◆ **Data records**:
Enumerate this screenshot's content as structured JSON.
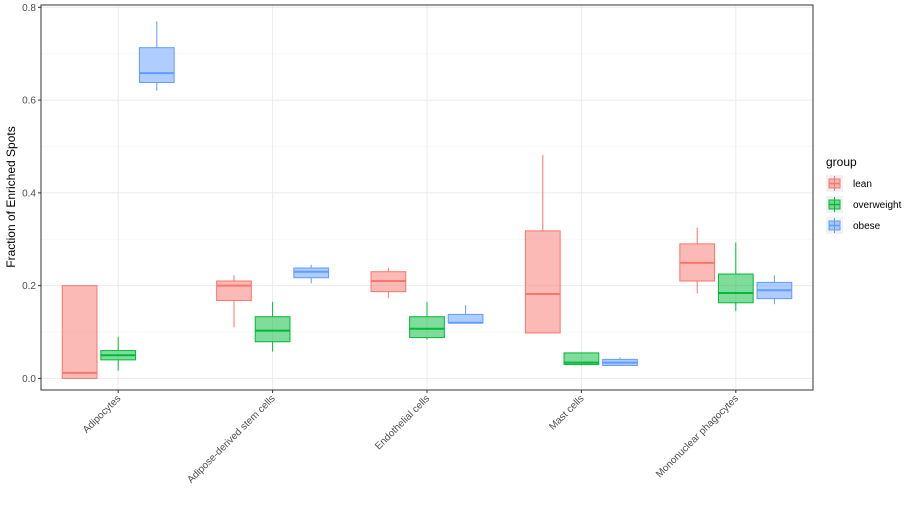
{
  "chart_data": {
    "type": "box",
    "title": "",
    "xlabel": "",
    "ylabel": "Fraction of Enriched Spots",
    "ylim": [
      -0.025,
      0.805
    ],
    "yticks": [
      "0.0",
      "0.2",
      "0.4",
      "0.6",
      "0.8"
    ],
    "ytick_values": [
      0.0,
      0.2,
      0.4,
      0.6,
      0.8
    ],
    "grid": true,
    "categories": [
      "Adipocytes",
      "Adipose-derived stem cells",
      "Endothelial cells",
      "Mast cells",
      "Mononuclear phagocytes"
    ],
    "legend": {
      "title": "group",
      "position": "right"
    },
    "series": [
      {
        "name": "lean",
        "color": "#F8766D",
        "boxes": [
          {
            "min": 0.0,
            "q1": 0.0,
            "median": 0.012,
            "q3": 0.2,
            "max": 0.2
          },
          {
            "min": 0.11,
            "q1": 0.168,
            "median": 0.2,
            "q3": 0.21,
            "max": 0.222
          },
          {
            "min": 0.173,
            "q1": 0.187,
            "median": 0.21,
            "q3": 0.23,
            "max": 0.238
          },
          {
            "min": 0.098,
            "q1": 0.098,
            "median": 0.182,
            "q3": 0.318,
            "max": 0.482
          },
          {
            "min": 0.183,
            "q1": 0.21,
            "median": 0.249,
            "q3": 0.29,
            "max": 0.325
          }
        ]
      },
      {
        "name": "overweight",
        "color": "#00BA38",
        "boxes": [
          {
            "min": 0.017,
            "q1": 0.04,
            "median": 0.05,
            "q3": 0.06,
            "max": 0.09
          },
          {
            "min": 0.058,
            "q1": 0.079,
            "median": 0.103,
            "q3": 0.133,
            "max": 0.165
          },
          {
            "min": 0.084,
            "q1": 0.088,
            "median": 0.107,
            "q3": 0.133,
            "max": 0.165
          },
          {
            "min": 0.028,
            "q1": 0.03,
            "median": 0.034,
            "q3": 0.055,
            "max": 0.055
          },
          {
            "min": 0.145,
            "q1": 0.163,
            "median": 0.184,
            "q3": 0.225,
            "max": 0.293
          }
        ]
      },
      {
        "name": "obese",
        "color": "#619CFF",
        "boxes": [
          {
            "min": 0.62,
            "q1": 0.638,
            "median": 0.658,
            "q3": 0.713,
            "max": 0.77
          },
          {
            "min": 0.205,
            "q1": 0.217,
            "median": 0.23,
            "q3": 0.238,
            "max": 0.245
          },
          {
            "min": 0.12,
            "q1": 0.12,
            "median": 0.12,
            "q3": 0.138,
            "max": 0.158
          },
          {
            "min": 0.028,
            "q1": 0.028,
            "median": 0.034,
            "q3": 0.041,
            "max": 0.045
          },
          {
            "min": 0.16,
            "q1": 0.172,
            "median": 0.19,
            "q3": 0.207,
            "max": 0.222
          }
        ]
      }
    ]
  }
}
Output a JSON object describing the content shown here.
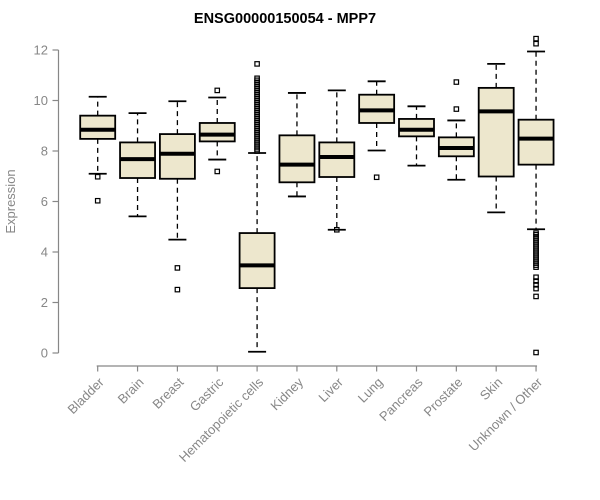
{
  "title": "ENSG00000150054 - MPP7",
  "colors": {
    "box_fill": "#EDE7CD",
    "box_stroke": "#000000",
    "axis_gray": "#878787",
    "background": "#ffffff"
  },
  "chart_data": {
    "type": "boxplot",
    "title": "ENSG00000150054 - MPP7",
    "xlabel": "",
    "ylabel": "Expression",
    "ylim": [
      0,
      12
    ],
    "y_ticks": [
      0,
      2,
      4,
      6,
      8,
      10,
      12
    ],
    "grid": false,
    "legend": "none",
    "x_label_rotation_deg": 45,
    "categories": [
      "Bladder",
      "Brain",
      "Breast",
      "Gastric",
      "Hematopoietic cells",
      "Kidney",
      "Liver",
      "Lung",
      "Pancreas",
      "Prostate",
      "Skin",
      "Unknown / Other"
    ],
    "series": [
      {
        "name": "Bladder",
        "whisker_low": 7.1,
        "q1": 8.48,
        "median": 8.84,
        "q3": 9.4,
        "whisker_high": 10.15,
        "outliers": [
          6.98,
          6.03
        ]
      },
      {
        "name": "Brain",
        "whisker_low": 5.41,
        "q1": 6.93,
        "median": 7.68,
        "q3": 8.34,
        "whisker_high": 9.5,
        "outliers": []
      },
      {
        "name": "Breast",
        "whisker_low": 4.49,
        "q1": 6.9,
        "median": 7.89,
        "q3": 8.67,
        "whisker_high": 9.97,
        "outliers": [
          3.37,
          2.51
        ]
      },
      {
        "name": "Gastric",
        "whisker_low": 7.66,
        "q1": 8.38,
        "median": 8.65,
        "q3": 9.11,
        "whisker_high": 10.12,
        "outliers": [
          10.4,
          7.19
        ]
      },
      {
        "name": "Hematopoietic cells",
        "whisker_low": 0.05,
        "q1": 2.57,
        "median": 3.47,
        "q3": 4.75,
        "whisker_high": 7.92,
        "outliers": [
          11.45,
          10.88,
          10.8,
          10.72,
          10.64,
          10.56,
          10.48,
          10.4,
          10.32,
          10.24,
          10.16,
          10.08,
          10.0,
          9.92,
          9.84,
          9.76,
          9.68,
          9.6,
          9.52,
          9.44,
          9.36,
          9.28,
          9.2,
          9.12,
          9.04,
          8.96,
          8.88,
          8.8,
          8.72,
          8.64,
          8.56,
          8.48,
          8.4,
          8.32,
          8.24,
          8.16,
          8.08,
          8.0
        ]
      },
      {
        "name": "Kidney",
        "whisker_low": 6.2,
        "q1": 6.76,
        "median": 7.46,
        "q3": 8.62,
        "whisker_high": 10.3,
        "outliers": []
      },
      {
        "name": "Liver",
        "whisker_low": 4.88,
        "q1": 6.97,
        "median": 7.76,
        "q3": 8.34,
        "whisker_high": 10.4,
        "outliers": [
          4.88
        ]
      },
      {
        "name": "Lung",
        "whisker_low": 8.02,
        "q1": 9.11,
        "median": 9.61,
        "q3": 10.23,
        "whisker_high": 10.76,
        "outliers": [
          6.96
        ]
      },
      {
        "name": "Pancreas",
        "whisker_low": 7.42,
        "q1": 8.58,
        "median": 8.84,
        "q3": 9.27,
        "whisker_high": 9.77,
        "outliers": []
      },
      {
        "name": "Prostate",
        "whisker_low": 6.86,
        "q1": 7.79,
        "median": 8.12,
        "q3": 8.54,
        "whisker_high": 9.21,
        "outliers": [
          10.73,
          9.66
        ]
      },
      {
        "name": "Skin",
        "whisker_low": 5.57,
        "q1": 6.99,
        "median": 9.57,
        "q3": 10.5,
        "whisker_high": 11.45,
        "outliers": []
      },
      {
        "name": "Unknown / Other",
        "whisker_low": 4.9,
        "q1": 7.46,
        "median": 8.49,
        "q3": 9.24,
        "whisker_high": 11.94,
        "outliers": [
          12.45,
          12.25,
          4.75,
          4.68,
          4.6,
          4.52,
          4.44,
          4.36,
          4.28,
          4.2,
          4.12,
          4.04,
          3.96,
          3.88,
          3.8,
          3.72,
          3.64,
          3.56,
          3.48,
          3.4,
          3.0,
          2.85,
          2.7,
          2.55,
          2.24,
          0.02
        ]
      }
    ]
  }
}
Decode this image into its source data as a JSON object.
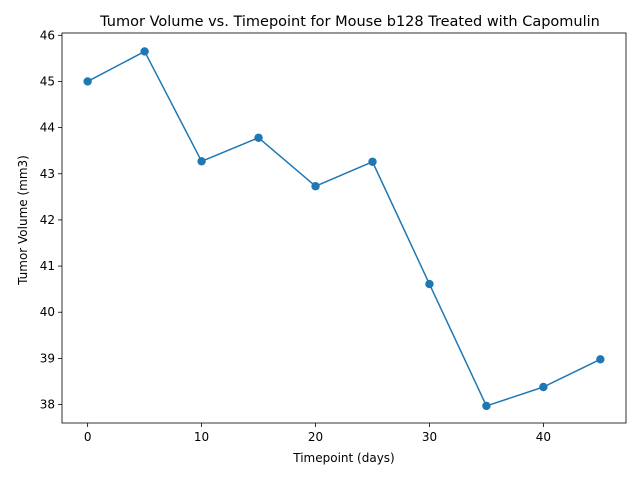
{
  "chart_data": {
    "type": "line",
    "title": "Tumor Volume vs. Timepoint for Mouse b128 Treated with Capomulin",
    "xlabel": "Timepoint (days)",
    "ylabel": "Tumor Volume (mm3)",
    "x": [
      0,
      5,
      10,
      15,
      20,
      25,
      30,
      35,
      40,
      45
    ],
    "series": [
      {
        "values": [
          45.0,
          45.65,
          43.27,
          43.78,
          42.73,
          43.26,
          40.61,
          37.97,
          38.38,
          38.98
        ],
        "color": "#1f77b4",
        "marker": "circle"
      }
    ],
    "xlim": [
      -2.25,
      47.25
    ],
    "ylim": [
      37.6,
      46.05
    ],
    "xticks": [
      0,
      10,
      20,
      30,
      40
    ],
    "yticks": [
      38,
      39,
      40,
      41,
      42,
      43,
      44,
      45,
      46
    ],
    "grid": false,
    "legend": "none"
  }
}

◆ **Work item**:
Exactly reproduce the lines beginning at the one that contains "Decode this image" and ending at the final line of the material, with the pictures left out.

◆ **Exercise solution**:
Decode this image into its source data as a JSON object.
{
  "chart_data": {
    "type": "line",
    "title": "Tumor Volume vs. Timepoint for Mouse b128 Treated with Capomulin",
    "xlabel": "Timepoint (days)",
    "ylabel": "Tumor Volume (mm3)",
    "x": [
      0,
      5,
      10,
      15,
      20,
      25,
      30,
      35,
      40,
      45
    ],
    "series": [
      {
        "values": [
          45.0,
          45.65,
          43.27,
          43.78,
          42.73,
          43.26,
          40.61,
          37.97,
          38.38,
          38.98
        ],
        "color": "#1f77b4",
        "marker": "circle"
      }
    ],
    "xlim": [
      -2.25,
      47.25
    ],
    "ylim": [
      37.6,
      46.05
    ],
    "xticks": [
      0,
      10,
      20,
      30,
      40
    ],
    "yticks": [
      38,
      39,
      40,
      41,
      42,
      43,
      44,
      45,
      46
    ],
    "grid": false,
    "legend": "none"
  }
}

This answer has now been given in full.